# OBJECTIVE:
Write out all of the data without omission, exactly as shown.

----- DATA SHOWN -----

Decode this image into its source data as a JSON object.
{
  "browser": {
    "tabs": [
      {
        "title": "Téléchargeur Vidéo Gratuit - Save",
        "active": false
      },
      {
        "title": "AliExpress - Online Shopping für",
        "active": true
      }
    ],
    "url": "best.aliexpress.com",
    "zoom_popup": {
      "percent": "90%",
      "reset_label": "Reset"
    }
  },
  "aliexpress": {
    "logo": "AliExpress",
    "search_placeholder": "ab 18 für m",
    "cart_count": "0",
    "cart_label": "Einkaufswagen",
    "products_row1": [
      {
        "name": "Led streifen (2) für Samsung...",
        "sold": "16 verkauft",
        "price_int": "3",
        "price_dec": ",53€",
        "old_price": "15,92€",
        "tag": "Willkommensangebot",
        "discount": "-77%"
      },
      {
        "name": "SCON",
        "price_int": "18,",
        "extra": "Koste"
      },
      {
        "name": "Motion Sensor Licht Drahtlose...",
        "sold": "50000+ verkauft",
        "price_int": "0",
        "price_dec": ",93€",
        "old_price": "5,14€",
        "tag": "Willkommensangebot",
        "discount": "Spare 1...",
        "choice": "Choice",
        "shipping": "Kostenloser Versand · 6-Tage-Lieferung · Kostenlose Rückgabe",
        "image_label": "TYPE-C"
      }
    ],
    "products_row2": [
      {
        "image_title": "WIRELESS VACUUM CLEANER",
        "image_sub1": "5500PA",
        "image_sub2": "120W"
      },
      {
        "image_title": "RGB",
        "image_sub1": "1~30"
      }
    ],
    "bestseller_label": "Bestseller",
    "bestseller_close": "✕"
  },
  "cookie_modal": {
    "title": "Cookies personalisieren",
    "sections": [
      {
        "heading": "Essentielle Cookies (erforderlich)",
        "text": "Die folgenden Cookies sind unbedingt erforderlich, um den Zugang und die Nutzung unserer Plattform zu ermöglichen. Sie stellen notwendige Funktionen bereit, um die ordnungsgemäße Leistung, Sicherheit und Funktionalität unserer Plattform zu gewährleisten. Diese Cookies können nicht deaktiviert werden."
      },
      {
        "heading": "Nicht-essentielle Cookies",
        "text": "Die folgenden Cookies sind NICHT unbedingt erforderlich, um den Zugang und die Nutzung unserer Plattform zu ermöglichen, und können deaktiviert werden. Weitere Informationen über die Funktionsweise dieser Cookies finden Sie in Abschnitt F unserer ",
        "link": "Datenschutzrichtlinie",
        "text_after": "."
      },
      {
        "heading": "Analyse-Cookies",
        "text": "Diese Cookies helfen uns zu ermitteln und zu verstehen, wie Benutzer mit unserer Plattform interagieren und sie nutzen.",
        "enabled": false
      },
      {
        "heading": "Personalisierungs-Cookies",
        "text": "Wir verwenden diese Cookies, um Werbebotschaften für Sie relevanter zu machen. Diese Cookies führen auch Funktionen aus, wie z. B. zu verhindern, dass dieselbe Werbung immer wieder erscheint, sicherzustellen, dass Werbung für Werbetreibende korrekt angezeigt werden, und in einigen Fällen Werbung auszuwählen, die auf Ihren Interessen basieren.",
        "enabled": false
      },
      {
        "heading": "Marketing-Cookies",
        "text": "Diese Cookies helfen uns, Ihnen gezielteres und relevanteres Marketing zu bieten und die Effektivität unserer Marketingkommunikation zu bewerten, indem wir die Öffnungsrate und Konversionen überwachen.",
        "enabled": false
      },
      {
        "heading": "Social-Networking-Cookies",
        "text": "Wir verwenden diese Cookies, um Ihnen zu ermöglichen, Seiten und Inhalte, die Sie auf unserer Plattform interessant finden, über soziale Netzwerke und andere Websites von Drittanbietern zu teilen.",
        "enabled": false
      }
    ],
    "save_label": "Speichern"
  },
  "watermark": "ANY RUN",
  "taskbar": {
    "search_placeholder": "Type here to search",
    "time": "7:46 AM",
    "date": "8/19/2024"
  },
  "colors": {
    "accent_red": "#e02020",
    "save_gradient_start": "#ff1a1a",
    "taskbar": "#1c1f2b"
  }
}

-----

# ANSWER TO THIS TASK:
Decode this image into its source data as a JSON object.
{
  "browser": {
    "tabs": [
      {
        "title": "Téléchargeur Vidéo Gratuit - Save",
        "active": false
      },
      {
        "title": "AliExpress - Online Shopping für",
        "active": true
      }
    ],
    "url": "best.aliexpress.com",
    "zoom_popup": {
      "percent": "90%",
      "reset_label": "Reset"
    }
  },
  "aliexpress": {
    "logo": "AliExpress",
    "search_placeholder": "ab 18 für m",
    "cart_count": "0",
    "cart_label": "Einkaufswagen",
    "products_row1": [
      {
        "name": "Led streifen (2) für Samsung...",
        "sold": "16 verkauft",
        "price_int": "3",
        "price_dec": ",53€",
        "old_price": "15,92€",
        "tag": "Willkommensangebot",
        "discount": "-77%"
      },
      {
        "name": "SCON",
        "price_int": "18,",
        "extra": "Koste"
      },
      {
        "name": "Motion Sensor Licht Drahtlose...",
        "sold": "50000+ verkauft",
        "price_int": "0",
        "price_dec": ",93€",
        "old_price": "5,14€",
        "tag": "Willkommensangebot",
        "discount": "Spare 1...",
        "choice": "Choice",
        "shipping": "Kostenloser Versand · 6-Tage-Lieferung · Kostenlose Rückgabe",
        "image_label": "TYPE-C"
      }
    ],
    "products_row2": [
      {
        "image_title": "WIRELESS VACUUM CLEANER",
        "image_sub1": "5500PA",
        "image_sub2": "120W"
      },
      {
        "image_title": "RGB",
        "image_sub1": "1~30"
      }
    ],
    "bestseller_label": "Bestseller",
    "bestseller_close": "✕"
  },
  "cookie_modal": {
    "title": "Cookies personalisieren",
    "sections": [
      {
        "heading": "Essentielle Cookies (erforderlich)",
        "text": "Die folgenden Cookies sind unbedingt erforderlich, um den Zugang und die Nutzung unserer Plattform zu ermöglichen. Sie stellen notwendige Funktionen bereit, um die ordnungsgemäße Leistung, Sicherheit und Funktionalität unserer Plattform zu gewährleisten. Diese Cookies können nicht deaktiviert werden."
      },
      {
        "heading": "Nicht-essentielle Cookies",
        "text": "Die folgenden Cookies sind NICHT unbedingt erforderlich, um den Zugang und die Nutzung unserer Plattform zu ermöglichen, und können deaktiviert werden. Weitere Informationen über die Funktionsweise dieser Cookies finden Sie in Abschnitt F unserer ",
        "link": "Datenschutzrichtlinie",
        "text_after": "."
      },
      {
        "heading": "Analyse-Cookies",
        "text": "Diese Cookies helfen uns zu ermitteln und zu verstehen, wie Benutzer mit unserer Plattform interagieren und sie nutzen.",
        "enabled": false
      },
      {
        "heading": "Personalisierungs-Cookies",
        "text": "Wir verwenden diese Cookies, um Werbebotschaften für Sie relevanter zu machen. Diese Cookies führen auch Funktionen aus, wie z. B. zu verhindern, dass dieselbe Werbung immer wieder erscheint, sicherzustellen, dass Werbung für Werbetreibende korrekt angezeigt werden, und in einigen Fällen Werbung auszuwählen, die auf Ihren Interessen basieren.",
        "enabled": false
      },
      {
        "heading": "Marketing-Cookies",
        "text": "Diese Cookies helfen uns, Ihnen gezielteres und relevanteres Marketing zu bieten und die Effektivität unserer Marketingkommunikation zu bewerten, indem wir die Öffnungsrate und Konversionen überwachen.",
        "enabled": false
      },
      {
        "heading": "Social-Networking-Cookies",
        "text": "Wir verwenden diese Cookies, um Ihnen zu ermöglichen, Seiten und Inhalte, die Sie auf unserer Plattform interessant finden, über soziale Netzwerke und andere Websites von Drittanbietern zu teilen.",
        "enabled": false
      }
    ],
    "save_label": "Speichern"
  },
  "watermark": "ANY RUN",
  "taskbar": {
    "search_placeholder": "Type here to search",
    "time": "7:46 AM",
    "date": "8/19/2024"
  },
  "colors": {
    "accent_red": "#e02020",
    "save_gradient_start": "#ff1a1a",
    "taskbar": "#1c1f2b"
  }
}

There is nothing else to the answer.